__INSTRUCTION__: Every record should be written out exactly, please.

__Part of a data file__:
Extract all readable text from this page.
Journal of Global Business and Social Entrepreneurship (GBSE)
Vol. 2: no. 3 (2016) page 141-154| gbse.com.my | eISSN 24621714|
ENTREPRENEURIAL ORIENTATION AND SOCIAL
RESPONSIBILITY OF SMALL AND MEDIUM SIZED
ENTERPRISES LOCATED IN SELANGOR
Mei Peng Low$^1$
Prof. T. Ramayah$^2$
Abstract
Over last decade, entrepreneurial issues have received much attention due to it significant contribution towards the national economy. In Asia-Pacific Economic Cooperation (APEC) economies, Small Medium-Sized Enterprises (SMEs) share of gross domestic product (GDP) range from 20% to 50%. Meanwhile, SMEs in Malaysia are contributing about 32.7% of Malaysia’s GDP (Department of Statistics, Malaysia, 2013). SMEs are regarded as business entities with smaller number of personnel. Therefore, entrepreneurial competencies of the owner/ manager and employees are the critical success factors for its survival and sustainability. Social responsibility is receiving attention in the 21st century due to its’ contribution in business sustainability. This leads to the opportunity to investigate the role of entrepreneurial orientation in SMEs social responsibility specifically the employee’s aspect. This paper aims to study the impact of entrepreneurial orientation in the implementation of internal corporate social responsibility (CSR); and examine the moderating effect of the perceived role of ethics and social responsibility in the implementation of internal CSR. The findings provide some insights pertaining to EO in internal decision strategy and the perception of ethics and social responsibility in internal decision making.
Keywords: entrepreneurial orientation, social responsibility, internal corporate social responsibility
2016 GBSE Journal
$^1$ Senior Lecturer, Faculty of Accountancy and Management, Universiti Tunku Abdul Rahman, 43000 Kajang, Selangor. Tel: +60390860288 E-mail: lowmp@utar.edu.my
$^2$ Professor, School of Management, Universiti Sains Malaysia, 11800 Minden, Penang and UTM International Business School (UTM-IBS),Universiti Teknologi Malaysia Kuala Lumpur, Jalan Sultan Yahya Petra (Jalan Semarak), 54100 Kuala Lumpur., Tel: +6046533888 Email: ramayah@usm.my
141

__RESULT BELOW__:
Extract all readable text from this page.
Journal of Global Business and Social Entrepreneurship (GBSE)
Vol. 2: no. 3 (2016) page 141-154| gbse.com.my | eISSN 24621714|
ENTREPRENEURIAL ORIENTATION AND SOCIAL
RESPONSIBILITY OF SMALL AND MEDIUM SIZED
ENTERPRISES LOCATED IN SELANGOR
Mei Peng Low$^1$
Prof. T. Ramayah$^2$
Abstract
Over last decade, entrepreneurial issues have received much attention due to it significant contribution towards the national economy. In Asia-Pacific Economic Cooperation (APEC) economies, Small Medium-Sized Enterprises (SMEs) share of gross domestic product (GDP) range from 20% to 50%. Meanwhile, SMEs in Malaysia are contributing about 32.7% of Malaysia’s GDP (Department of Statistics, Malaysia, 2013). SMEs are regarded as business entities with smaller number of personnel. Therefore, entrepreneurial competencies of the owner/ manager and employees are the critical success factors for its survival and sustainability. Social responsibility is receiving attention in the 21st century due to its’ contribution in business sustainability. This leads to the opportunity to investigate the role of entrepreneurial orientation in SMEs social responsibility specifically the employee’s aspect. This paper aims to study the impact of entrepreneurial orientation in the implementation of internal corporate social responsibility (CSR); and examine the moderating effect of the perceived role of ethics and social responsibility in the implementation of internal CSR. The findings provide some insights pertaining to EO in internal decision strategy and the perception of ethics and social responsibility in internal decision making.
Keywords: entrepreneurial orientation, social responsibility, internal corporate social responsibility
2016 GBSE Journal
$^1$ Senior Lecturer, Faculty of Accountancy and Management, Universiti Tunku Abdul Rahman, 43000 Kajang, Selangor. Tel: +60390860288 E-mail: lowmp@utar.edu.my
$^2$ Professor, School of Management, Universiti Sains Malaysia, 11800 Minden, Penang and UTM International Business School (UTM-IBS),Universiti Teknologi Malaysia Kuala Lumpur, Jalan Sultan Yahya Petra (Jalan Semarak), 54100 Kuala Lumpur., Tel: +6046533888 Email: ramayah@usm.my
141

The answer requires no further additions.